- [SHORT EXERCISE]: Of the lines in this material, how many contain "subtitle"? Answer with a single number only.

- [DATA FOR THIS TASK]:
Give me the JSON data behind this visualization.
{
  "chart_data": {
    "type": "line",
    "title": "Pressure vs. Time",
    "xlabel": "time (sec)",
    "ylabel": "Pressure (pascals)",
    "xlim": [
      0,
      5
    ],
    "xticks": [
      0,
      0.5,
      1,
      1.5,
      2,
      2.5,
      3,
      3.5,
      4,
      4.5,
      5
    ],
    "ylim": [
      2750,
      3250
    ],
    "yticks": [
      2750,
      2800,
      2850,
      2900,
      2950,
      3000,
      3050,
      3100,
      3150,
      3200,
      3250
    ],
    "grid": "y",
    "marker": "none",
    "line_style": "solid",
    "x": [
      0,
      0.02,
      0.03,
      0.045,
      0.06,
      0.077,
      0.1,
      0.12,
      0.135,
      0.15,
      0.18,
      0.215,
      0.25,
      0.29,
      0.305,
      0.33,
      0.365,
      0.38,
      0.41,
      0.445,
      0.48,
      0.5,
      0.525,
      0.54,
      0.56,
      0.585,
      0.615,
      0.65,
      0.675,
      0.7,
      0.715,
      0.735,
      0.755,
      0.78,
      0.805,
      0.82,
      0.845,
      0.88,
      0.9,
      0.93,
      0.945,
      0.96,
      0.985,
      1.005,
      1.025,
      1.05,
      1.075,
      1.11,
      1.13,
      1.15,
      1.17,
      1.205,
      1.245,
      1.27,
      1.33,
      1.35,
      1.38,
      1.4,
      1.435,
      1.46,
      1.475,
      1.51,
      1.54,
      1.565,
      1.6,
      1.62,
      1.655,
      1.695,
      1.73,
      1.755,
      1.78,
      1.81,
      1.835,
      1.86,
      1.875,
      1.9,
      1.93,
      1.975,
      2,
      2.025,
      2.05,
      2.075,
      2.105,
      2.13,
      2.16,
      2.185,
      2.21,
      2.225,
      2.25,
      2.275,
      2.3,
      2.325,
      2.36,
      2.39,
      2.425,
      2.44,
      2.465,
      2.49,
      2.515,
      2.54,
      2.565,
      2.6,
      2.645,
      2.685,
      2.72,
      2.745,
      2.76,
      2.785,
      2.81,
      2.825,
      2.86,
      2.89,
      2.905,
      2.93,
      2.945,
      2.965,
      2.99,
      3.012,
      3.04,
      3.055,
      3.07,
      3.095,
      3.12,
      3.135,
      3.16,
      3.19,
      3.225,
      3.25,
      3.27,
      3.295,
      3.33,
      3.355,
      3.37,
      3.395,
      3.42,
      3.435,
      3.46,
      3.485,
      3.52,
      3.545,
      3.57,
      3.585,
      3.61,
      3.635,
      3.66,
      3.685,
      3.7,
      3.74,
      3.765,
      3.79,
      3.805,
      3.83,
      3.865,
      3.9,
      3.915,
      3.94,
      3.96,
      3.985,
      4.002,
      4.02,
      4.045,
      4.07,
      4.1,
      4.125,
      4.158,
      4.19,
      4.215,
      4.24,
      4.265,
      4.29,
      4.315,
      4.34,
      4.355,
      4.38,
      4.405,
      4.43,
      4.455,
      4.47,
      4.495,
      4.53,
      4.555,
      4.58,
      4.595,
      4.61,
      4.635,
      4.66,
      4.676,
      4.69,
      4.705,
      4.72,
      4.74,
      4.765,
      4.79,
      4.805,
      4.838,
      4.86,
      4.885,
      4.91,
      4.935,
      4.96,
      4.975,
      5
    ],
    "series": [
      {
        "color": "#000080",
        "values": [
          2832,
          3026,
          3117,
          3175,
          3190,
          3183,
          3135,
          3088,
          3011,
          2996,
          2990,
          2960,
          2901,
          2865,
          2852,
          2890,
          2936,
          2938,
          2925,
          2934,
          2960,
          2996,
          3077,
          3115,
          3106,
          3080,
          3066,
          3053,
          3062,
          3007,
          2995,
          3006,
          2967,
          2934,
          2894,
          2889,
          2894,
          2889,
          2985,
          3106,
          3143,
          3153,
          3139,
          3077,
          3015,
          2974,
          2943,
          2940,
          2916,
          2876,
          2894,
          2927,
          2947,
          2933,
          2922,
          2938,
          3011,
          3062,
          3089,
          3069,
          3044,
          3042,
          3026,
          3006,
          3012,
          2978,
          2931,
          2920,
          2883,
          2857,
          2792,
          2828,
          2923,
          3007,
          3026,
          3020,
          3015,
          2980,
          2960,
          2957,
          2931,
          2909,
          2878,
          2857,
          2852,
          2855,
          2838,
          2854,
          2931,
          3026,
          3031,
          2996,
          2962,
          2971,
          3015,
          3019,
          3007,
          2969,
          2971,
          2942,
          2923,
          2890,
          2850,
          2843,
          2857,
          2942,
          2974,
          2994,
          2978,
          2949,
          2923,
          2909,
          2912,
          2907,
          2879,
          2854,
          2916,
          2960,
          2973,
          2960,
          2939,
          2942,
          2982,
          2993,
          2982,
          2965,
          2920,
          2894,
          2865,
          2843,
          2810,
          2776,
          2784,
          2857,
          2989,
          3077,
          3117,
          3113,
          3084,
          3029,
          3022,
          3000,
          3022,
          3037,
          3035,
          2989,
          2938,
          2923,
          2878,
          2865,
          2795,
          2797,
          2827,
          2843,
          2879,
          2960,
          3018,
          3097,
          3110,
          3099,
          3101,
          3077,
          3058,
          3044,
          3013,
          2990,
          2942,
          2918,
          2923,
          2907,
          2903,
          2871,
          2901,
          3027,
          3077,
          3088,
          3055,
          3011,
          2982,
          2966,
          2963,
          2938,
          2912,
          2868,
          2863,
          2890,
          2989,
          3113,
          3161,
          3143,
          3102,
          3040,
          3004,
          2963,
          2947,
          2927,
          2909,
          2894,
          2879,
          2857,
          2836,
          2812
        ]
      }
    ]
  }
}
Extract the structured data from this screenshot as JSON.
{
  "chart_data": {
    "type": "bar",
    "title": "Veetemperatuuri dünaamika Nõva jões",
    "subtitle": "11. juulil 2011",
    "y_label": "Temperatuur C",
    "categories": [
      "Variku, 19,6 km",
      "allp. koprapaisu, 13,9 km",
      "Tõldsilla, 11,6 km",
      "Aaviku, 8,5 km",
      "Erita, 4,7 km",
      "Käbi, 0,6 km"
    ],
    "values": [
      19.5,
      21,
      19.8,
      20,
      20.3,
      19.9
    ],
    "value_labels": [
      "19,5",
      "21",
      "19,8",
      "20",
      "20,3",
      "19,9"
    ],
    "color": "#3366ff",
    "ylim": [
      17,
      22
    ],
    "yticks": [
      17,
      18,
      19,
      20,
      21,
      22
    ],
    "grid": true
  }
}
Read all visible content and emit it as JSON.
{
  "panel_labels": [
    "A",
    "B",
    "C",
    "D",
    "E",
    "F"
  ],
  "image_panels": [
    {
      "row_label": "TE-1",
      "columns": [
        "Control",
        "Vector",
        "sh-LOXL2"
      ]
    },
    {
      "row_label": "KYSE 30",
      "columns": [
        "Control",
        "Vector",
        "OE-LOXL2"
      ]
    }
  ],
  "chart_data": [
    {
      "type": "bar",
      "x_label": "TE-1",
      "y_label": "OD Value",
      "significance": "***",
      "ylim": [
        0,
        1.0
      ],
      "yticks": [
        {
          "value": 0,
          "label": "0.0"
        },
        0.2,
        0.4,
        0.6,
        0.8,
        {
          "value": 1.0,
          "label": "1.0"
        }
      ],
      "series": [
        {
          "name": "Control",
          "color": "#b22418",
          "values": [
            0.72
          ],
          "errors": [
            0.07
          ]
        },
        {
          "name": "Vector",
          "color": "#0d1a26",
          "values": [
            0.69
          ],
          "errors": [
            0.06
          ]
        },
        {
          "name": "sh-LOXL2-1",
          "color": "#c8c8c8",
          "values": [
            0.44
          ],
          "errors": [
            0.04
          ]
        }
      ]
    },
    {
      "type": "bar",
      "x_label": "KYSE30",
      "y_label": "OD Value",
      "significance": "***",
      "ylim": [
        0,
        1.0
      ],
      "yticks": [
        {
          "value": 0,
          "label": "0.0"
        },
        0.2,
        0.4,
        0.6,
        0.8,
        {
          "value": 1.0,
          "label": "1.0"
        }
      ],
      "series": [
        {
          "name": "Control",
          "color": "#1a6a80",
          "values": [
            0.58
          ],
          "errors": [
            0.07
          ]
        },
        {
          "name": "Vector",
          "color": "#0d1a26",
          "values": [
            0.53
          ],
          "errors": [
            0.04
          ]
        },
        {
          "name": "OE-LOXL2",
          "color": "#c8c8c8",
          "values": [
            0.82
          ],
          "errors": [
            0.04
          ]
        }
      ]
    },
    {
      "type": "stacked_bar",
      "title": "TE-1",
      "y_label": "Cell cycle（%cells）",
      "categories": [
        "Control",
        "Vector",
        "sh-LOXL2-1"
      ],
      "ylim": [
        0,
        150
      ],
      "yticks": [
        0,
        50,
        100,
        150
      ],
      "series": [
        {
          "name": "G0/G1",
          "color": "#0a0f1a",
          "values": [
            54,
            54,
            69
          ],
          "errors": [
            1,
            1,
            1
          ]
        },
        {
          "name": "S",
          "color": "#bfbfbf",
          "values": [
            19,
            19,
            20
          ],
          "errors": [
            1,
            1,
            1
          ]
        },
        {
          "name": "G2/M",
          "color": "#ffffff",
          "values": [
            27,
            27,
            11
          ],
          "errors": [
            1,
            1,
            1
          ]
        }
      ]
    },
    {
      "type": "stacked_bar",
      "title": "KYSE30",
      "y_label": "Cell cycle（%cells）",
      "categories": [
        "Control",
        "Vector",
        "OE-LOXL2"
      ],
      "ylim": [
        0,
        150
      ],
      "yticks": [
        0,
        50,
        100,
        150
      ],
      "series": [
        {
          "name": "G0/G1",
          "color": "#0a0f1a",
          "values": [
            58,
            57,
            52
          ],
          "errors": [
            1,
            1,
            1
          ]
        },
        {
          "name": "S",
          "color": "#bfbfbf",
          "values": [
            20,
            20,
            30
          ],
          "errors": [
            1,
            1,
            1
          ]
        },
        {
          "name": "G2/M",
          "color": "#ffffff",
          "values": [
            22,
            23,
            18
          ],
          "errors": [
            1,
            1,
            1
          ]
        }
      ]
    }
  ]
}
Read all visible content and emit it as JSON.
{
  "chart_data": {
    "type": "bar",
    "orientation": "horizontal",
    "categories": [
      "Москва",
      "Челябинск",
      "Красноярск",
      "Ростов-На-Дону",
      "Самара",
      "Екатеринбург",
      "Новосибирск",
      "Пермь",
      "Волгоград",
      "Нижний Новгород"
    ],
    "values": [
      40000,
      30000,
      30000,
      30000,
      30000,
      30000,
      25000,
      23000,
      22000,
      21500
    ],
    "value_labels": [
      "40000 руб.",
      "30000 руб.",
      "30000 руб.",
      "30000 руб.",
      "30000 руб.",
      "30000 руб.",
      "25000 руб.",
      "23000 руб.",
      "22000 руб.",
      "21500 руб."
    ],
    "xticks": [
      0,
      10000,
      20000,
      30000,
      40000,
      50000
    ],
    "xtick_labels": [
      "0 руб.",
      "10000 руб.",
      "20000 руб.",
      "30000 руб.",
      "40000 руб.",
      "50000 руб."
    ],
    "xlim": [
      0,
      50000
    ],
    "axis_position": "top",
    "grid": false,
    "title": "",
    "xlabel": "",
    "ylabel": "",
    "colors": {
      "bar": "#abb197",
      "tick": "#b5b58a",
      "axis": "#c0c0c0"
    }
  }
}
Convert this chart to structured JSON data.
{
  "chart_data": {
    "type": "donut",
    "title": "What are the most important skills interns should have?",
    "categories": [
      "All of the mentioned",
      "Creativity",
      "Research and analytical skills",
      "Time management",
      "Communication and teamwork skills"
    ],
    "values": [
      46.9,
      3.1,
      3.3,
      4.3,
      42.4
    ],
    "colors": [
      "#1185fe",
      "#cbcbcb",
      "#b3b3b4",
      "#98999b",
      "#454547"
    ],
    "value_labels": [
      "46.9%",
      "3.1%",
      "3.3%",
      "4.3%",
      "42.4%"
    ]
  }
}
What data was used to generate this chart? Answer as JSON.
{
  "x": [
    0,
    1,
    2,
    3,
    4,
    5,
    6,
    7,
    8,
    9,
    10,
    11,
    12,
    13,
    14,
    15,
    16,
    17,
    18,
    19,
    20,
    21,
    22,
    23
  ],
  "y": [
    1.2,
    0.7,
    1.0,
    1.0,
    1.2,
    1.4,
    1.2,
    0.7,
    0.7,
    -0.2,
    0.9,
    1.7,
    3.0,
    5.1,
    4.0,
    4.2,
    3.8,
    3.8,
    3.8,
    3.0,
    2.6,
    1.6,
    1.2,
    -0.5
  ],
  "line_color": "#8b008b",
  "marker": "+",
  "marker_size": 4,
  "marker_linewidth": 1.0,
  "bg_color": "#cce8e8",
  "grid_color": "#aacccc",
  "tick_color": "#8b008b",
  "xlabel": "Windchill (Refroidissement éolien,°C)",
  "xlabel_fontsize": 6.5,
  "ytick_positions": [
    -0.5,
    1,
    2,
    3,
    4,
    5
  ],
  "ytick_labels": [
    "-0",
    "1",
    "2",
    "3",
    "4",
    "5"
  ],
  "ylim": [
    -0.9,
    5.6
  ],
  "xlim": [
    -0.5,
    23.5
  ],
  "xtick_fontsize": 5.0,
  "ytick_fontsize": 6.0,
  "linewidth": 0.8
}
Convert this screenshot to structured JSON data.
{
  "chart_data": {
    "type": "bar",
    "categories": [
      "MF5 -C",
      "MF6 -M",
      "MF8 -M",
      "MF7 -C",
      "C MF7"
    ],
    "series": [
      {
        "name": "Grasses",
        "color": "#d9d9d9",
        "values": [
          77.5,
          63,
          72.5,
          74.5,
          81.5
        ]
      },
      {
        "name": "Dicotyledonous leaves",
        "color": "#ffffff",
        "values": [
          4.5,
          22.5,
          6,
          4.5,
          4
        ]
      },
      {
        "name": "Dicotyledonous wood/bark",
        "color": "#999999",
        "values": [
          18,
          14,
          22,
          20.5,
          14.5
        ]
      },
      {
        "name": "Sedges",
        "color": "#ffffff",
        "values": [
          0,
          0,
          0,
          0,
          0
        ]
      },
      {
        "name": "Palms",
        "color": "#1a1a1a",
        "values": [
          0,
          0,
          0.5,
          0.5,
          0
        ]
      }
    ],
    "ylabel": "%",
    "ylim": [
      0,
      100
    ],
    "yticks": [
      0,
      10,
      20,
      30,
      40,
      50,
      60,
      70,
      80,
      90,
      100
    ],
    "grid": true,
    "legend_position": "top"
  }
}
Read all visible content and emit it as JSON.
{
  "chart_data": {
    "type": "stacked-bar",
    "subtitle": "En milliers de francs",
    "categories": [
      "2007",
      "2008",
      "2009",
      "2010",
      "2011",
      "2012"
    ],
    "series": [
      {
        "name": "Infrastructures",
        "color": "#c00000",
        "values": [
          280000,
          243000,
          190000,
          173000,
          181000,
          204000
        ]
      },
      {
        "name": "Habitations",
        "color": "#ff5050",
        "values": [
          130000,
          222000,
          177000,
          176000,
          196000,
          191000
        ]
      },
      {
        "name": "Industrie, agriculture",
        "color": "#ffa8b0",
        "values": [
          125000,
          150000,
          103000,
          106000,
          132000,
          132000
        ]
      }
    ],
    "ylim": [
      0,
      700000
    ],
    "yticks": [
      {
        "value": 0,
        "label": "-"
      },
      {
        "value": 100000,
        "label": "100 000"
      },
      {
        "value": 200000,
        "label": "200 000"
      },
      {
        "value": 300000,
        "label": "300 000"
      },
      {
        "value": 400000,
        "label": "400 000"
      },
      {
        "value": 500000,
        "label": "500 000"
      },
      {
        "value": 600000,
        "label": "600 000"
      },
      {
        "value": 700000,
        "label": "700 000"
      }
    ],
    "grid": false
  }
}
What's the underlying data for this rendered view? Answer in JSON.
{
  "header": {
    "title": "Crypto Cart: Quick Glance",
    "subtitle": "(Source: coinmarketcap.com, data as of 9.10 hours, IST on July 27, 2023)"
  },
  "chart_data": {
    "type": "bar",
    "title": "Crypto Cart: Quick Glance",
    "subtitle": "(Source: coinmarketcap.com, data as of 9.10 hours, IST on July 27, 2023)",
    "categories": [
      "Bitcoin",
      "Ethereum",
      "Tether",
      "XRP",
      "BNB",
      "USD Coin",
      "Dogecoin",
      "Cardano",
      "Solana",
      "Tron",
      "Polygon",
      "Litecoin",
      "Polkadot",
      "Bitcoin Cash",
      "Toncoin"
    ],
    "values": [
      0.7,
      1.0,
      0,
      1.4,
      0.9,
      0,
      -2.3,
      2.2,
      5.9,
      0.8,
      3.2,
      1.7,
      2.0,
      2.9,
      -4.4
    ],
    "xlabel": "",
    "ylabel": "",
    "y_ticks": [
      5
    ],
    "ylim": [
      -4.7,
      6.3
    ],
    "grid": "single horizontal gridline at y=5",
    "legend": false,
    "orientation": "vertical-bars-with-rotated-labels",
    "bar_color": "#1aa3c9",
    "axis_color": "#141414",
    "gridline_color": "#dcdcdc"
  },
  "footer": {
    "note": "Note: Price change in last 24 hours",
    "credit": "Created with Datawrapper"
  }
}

- [RESPONSE]: 4